--- Direction ---
Collect every line below that contains the string "简单有趣", matching case exactly.

++++ Entries provided

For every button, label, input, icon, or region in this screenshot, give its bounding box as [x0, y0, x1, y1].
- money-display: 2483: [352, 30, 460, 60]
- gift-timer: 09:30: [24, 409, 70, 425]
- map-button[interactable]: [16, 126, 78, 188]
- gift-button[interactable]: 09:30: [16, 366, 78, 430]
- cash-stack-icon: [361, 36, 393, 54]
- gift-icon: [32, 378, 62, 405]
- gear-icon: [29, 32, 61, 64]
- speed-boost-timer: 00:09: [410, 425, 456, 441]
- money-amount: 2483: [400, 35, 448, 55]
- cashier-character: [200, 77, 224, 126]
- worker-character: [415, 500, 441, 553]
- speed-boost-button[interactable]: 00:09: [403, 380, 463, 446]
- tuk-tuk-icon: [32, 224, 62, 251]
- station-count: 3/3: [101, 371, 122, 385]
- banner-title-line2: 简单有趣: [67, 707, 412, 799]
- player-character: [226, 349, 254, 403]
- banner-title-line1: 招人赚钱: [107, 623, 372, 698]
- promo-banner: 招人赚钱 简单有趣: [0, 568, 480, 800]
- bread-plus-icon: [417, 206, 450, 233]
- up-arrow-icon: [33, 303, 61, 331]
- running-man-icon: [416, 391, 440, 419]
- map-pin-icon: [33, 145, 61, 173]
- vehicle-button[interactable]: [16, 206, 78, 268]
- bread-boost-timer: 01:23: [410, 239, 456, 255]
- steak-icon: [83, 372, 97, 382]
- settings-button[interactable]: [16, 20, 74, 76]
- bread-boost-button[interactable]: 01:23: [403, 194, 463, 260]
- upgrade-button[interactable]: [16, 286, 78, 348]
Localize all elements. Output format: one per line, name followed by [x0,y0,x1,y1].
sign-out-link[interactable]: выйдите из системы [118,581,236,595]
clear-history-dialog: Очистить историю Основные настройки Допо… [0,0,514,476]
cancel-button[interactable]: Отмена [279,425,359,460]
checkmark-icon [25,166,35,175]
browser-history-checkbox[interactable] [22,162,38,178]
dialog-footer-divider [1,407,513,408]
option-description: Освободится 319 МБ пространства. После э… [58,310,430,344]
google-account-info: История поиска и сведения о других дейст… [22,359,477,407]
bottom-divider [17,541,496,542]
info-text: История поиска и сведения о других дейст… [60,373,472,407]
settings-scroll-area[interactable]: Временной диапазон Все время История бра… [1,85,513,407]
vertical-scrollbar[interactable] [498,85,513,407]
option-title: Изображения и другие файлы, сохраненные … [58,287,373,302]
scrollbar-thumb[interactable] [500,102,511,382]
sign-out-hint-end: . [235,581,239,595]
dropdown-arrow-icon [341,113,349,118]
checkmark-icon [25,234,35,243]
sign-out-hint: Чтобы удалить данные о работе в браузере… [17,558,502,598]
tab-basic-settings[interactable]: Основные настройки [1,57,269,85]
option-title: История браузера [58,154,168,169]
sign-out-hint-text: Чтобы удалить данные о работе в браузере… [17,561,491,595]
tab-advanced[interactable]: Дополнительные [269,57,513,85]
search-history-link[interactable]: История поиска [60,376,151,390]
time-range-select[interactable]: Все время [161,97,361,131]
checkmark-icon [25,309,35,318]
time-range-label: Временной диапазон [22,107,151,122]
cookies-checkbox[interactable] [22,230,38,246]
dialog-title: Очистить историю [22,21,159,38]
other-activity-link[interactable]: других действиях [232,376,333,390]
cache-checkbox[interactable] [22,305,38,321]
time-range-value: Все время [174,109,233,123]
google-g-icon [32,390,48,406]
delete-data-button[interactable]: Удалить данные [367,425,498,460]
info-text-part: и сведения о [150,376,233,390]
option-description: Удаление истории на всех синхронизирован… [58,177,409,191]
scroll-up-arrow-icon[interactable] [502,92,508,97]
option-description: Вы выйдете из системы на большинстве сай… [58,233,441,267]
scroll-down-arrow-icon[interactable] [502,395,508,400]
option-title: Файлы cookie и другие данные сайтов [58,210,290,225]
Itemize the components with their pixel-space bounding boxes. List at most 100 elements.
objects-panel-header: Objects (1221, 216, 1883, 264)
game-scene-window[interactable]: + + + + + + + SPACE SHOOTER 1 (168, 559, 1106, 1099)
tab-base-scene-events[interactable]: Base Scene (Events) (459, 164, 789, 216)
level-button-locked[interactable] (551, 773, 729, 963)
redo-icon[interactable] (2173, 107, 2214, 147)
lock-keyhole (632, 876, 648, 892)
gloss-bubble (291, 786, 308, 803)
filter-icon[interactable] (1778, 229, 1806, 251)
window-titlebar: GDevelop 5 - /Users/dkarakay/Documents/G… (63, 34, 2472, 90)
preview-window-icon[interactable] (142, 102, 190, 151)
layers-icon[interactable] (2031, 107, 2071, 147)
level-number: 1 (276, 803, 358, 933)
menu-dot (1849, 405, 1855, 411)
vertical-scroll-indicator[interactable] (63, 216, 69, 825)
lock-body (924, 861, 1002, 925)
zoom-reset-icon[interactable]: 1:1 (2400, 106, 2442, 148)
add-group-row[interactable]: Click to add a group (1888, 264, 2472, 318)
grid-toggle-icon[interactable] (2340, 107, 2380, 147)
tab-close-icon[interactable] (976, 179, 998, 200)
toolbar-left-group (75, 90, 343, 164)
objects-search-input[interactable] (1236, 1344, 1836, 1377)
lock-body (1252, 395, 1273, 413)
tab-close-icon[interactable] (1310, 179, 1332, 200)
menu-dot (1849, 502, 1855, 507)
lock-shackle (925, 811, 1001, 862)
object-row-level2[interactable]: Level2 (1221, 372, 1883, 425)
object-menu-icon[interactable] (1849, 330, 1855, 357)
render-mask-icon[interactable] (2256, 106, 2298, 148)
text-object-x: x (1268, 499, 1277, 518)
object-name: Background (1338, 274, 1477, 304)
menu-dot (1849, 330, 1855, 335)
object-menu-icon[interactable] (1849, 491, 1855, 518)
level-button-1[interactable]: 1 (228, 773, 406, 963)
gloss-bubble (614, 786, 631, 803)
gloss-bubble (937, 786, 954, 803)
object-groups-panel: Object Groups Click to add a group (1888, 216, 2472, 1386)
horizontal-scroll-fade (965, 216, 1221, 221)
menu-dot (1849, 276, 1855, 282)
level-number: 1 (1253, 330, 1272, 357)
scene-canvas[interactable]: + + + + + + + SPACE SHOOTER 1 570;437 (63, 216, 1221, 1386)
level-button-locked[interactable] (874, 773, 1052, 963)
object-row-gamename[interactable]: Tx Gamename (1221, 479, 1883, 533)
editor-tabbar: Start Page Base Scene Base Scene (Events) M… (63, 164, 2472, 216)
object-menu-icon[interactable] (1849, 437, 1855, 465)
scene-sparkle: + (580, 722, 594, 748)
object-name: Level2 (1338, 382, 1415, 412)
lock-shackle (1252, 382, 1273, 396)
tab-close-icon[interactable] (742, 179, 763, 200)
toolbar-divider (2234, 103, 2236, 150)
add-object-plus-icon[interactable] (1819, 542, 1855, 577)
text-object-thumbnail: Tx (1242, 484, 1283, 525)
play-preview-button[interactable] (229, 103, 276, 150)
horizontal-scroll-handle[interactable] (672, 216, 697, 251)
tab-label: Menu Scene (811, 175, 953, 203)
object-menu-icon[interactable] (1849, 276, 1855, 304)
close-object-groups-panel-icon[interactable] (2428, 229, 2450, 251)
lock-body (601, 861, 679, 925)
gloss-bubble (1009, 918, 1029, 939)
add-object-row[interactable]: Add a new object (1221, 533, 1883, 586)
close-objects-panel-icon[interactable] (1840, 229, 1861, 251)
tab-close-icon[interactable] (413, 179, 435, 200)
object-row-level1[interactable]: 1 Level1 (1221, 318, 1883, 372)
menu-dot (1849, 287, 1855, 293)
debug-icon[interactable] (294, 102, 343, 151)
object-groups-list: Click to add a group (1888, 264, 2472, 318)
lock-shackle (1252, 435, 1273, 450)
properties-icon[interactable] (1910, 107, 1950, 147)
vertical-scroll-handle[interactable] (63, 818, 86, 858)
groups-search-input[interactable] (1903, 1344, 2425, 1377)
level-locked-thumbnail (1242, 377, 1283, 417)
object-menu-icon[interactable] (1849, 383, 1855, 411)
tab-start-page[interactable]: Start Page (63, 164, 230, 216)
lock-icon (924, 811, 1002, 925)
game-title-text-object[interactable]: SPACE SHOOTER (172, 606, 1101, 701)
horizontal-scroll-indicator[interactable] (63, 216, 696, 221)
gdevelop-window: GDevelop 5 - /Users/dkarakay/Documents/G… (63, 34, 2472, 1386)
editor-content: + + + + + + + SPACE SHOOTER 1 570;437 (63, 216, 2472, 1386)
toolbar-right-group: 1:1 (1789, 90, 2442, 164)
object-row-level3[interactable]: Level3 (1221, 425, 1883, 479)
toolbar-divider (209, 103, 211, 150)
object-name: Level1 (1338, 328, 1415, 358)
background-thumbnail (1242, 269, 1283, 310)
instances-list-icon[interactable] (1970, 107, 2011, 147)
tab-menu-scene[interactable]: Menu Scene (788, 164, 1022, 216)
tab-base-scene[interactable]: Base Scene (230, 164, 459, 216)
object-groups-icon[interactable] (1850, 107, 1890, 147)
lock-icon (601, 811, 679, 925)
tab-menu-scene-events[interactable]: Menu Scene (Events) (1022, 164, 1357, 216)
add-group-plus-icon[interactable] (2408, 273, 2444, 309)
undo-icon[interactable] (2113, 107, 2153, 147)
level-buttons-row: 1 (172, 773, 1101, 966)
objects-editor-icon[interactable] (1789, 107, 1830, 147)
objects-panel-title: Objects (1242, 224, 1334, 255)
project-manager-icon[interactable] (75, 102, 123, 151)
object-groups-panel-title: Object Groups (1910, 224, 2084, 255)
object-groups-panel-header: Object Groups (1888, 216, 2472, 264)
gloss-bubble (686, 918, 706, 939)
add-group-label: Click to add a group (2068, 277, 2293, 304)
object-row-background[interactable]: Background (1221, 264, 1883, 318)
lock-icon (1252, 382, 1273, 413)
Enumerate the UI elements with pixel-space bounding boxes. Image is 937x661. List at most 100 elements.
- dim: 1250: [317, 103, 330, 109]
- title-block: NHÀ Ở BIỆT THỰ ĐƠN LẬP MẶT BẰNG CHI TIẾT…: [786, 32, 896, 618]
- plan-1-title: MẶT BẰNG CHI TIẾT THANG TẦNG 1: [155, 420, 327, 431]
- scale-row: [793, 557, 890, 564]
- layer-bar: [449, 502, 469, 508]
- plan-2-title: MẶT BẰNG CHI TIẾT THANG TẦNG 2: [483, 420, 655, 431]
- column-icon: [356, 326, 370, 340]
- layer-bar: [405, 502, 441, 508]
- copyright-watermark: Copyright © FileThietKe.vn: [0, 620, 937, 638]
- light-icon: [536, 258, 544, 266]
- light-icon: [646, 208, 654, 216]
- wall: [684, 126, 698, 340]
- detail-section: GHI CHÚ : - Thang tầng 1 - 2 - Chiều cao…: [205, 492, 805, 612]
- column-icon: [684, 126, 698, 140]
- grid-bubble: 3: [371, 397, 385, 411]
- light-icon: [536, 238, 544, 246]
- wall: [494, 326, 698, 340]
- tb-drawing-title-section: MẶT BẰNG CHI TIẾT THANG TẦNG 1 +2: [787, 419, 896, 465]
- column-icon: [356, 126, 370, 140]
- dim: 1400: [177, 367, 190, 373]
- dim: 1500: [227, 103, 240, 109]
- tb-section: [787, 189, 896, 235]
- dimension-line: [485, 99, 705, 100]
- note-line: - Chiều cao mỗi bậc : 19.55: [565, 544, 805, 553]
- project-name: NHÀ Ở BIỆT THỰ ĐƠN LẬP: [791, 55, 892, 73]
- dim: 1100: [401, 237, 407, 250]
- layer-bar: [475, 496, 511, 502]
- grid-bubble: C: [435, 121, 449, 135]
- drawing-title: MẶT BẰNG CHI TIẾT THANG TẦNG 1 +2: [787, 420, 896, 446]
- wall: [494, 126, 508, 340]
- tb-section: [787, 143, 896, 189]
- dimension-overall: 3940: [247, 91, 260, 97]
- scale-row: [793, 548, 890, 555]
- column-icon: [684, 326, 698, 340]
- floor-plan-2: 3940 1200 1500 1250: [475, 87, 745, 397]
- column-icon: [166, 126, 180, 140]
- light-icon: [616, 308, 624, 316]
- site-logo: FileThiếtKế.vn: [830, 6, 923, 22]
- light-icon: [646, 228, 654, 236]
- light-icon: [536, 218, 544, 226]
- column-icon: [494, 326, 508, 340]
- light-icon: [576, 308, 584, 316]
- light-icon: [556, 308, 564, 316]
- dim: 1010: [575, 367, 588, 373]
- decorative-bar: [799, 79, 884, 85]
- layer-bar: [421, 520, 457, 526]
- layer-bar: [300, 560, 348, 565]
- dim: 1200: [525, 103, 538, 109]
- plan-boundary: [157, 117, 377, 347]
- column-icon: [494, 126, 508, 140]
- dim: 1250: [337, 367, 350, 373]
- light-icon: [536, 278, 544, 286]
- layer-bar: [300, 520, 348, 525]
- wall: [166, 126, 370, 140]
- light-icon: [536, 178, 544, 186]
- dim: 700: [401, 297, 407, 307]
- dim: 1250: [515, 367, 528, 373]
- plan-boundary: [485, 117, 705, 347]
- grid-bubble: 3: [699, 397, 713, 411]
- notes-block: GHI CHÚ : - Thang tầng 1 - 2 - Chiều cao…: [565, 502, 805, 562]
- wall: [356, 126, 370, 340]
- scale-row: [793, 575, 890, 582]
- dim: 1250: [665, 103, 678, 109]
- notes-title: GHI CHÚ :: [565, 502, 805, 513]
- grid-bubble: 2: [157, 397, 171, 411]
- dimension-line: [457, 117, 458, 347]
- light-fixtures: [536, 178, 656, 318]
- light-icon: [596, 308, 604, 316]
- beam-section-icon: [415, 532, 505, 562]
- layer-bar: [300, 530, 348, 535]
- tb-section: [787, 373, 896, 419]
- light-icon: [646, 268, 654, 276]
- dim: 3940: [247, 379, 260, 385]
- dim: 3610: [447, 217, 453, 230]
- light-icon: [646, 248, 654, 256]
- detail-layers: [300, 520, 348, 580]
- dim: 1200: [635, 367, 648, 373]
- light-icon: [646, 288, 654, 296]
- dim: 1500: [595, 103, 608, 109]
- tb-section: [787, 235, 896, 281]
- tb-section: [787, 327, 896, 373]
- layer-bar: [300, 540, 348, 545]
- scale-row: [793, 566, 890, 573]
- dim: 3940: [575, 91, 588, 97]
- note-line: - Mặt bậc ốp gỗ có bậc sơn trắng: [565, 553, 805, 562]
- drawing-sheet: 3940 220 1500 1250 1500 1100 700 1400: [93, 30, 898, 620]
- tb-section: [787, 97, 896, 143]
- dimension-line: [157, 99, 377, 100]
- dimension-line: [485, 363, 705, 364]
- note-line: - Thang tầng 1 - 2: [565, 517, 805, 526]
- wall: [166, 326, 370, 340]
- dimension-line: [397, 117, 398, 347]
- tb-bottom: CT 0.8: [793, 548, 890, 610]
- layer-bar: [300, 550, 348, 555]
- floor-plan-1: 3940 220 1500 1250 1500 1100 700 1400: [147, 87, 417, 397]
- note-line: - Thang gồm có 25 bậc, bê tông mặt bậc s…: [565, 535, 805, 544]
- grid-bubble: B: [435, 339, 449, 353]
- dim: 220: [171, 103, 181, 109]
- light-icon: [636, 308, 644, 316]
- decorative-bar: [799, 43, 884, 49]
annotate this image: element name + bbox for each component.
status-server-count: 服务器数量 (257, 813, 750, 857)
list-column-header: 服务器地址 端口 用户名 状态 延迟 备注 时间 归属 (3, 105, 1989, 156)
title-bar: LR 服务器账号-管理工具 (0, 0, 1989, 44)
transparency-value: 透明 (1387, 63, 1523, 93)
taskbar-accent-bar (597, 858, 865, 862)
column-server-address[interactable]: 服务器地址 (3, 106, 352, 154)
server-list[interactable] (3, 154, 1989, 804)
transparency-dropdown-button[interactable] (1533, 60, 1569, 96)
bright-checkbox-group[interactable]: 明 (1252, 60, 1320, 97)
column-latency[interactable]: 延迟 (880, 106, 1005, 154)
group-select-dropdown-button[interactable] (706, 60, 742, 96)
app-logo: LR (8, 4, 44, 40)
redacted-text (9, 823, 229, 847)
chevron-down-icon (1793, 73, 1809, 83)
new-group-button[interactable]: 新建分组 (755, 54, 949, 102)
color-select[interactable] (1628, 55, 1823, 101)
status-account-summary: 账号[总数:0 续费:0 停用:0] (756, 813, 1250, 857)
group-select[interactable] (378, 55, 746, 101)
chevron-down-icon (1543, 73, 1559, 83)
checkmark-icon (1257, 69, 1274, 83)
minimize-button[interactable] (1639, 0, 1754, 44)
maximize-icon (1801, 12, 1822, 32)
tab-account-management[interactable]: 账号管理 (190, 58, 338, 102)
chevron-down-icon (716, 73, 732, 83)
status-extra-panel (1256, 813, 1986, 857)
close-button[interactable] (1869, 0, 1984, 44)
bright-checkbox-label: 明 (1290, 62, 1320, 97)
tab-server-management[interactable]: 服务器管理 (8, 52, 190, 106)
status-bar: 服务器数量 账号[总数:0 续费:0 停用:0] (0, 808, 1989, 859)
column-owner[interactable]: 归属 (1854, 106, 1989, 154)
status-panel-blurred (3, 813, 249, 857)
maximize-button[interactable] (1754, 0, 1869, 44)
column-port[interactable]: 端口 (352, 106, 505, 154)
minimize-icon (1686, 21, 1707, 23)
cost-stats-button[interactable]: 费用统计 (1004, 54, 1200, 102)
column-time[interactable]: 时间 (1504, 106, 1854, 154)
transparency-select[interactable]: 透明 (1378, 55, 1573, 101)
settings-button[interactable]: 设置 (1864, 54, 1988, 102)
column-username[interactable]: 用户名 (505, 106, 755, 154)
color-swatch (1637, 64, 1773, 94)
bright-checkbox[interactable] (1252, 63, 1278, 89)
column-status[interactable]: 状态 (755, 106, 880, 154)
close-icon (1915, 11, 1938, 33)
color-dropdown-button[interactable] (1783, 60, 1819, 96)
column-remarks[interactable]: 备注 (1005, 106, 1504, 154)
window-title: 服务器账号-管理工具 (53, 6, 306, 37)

++++++++

--- Written reply ---
- banner-title-line2: 简单有趣: [67, 707, 412, 799]
- promo-banner: 招人赚钱 简单有趣: [0, 568, 480, 800]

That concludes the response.